Resume the WaDeNet speech-processing abstract below, picking up right after its final sentence.

▶ **SOURCE EXCERPT**
####

WaDeNet: Wavelet Decomposition based CNN for Speech Processing

Abstract

Existing speech processing systems consist of different modules, individually optimized for a specific task such as acoustic modelling or feature extraction. In addition to not assuring optimality of the system, the disjoint nature of current speech processing systems make them unsuitable for ubiquitous health applications. We propose WaDeNet, an end-to-end model for mobile speech processing. In order to incorporate spectral features, WaDeNet embeds wavelet decomposition of the speech signal within the architecture. This allows WaDeNet to learn from spectral features in an end-to-end manner, thus alleviating the need for feature extraction and successive modules that are currently present in speech processing systems. WaDeNet outperforms the current state of the art in datasets that involve speech for mobile health applications such as non-invasive emotion recognition. WaDeNet achieves an average increase in accuracy of 6.36% when compared to the existing state of the art models. Additionally, WaDeNet is considerably lighter than a simple CNNs with a similar architecture.

####

▶ **Data extracted from a collection**
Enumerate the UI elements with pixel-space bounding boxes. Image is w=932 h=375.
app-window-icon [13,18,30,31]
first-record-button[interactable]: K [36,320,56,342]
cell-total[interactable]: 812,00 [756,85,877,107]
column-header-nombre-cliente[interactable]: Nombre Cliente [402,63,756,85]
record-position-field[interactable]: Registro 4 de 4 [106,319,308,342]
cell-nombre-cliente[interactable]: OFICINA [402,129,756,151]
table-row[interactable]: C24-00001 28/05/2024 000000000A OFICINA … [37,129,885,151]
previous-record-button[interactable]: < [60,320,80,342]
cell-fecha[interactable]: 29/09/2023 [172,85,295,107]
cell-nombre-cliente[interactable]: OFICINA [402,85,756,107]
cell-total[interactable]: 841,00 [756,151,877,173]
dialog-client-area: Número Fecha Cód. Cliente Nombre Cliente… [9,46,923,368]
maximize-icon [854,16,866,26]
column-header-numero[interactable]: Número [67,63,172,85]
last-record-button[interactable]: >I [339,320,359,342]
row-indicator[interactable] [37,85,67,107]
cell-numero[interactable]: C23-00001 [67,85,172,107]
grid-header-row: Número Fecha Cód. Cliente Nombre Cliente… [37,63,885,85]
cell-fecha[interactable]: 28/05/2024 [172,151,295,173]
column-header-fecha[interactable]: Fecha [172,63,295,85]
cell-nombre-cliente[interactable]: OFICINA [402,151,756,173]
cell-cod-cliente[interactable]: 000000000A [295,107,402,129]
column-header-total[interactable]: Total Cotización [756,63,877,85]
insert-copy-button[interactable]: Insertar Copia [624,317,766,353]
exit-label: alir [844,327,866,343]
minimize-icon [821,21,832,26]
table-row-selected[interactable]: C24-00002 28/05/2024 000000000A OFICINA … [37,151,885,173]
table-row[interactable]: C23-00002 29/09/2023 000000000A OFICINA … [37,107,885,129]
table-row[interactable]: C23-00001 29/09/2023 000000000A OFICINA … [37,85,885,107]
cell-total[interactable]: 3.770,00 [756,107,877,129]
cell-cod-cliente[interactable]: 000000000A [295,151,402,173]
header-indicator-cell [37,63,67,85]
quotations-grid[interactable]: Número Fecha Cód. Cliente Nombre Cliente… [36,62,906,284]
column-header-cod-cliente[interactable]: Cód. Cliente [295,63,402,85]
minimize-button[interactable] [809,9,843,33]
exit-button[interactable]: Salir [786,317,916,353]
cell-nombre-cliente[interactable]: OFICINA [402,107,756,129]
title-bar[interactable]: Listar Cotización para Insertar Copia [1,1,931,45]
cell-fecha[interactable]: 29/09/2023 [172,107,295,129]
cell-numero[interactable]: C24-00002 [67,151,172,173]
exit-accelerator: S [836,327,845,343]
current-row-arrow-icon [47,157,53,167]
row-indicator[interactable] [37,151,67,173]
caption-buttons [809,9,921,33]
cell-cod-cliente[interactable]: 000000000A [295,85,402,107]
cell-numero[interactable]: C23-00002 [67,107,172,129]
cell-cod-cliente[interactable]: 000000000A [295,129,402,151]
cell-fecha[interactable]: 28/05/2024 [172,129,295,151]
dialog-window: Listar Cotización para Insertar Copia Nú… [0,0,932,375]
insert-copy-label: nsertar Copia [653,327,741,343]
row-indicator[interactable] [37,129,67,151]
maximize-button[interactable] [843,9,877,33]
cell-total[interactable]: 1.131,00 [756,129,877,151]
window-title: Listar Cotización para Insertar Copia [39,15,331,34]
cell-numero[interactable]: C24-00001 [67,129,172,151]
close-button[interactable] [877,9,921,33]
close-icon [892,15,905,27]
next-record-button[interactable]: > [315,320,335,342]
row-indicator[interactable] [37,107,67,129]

####

▶ **EXERCISE ANSWER**
Index Terms— Wavelet Decomposition, Speech Processing, End-to-End Deep Learning, CNNs

1 Introduction

A substantial part of current speech modelling systems is feature extraction [1, 2]. However, the advent of Deep Learning (DL) has caused a significant paradigm shift in how these signals are modelled. Over the last 3 decades, advanced “hand-crafted” transformations such as the Mel-frequency cepstral coefficients (MFCC) were used owing to a rise in accuracy in their use with Hidden Markov Model (HMM) systems [3]. However, these transformations caused a loss of information. DL models sought to make up for this loss by learning naive spectral [4] or waveform [5] features from the speech signal thus reducing the dependency on hand-crafted features. In fact, Deng et al. [6] showed that DL models benefit from using simpler spectrograms over manually extracted MFCCs. Additionally, when compared to complex features, raw spectral features preserve more information, making them suitable for handling large variability across users (speaking styles, accents, etc.).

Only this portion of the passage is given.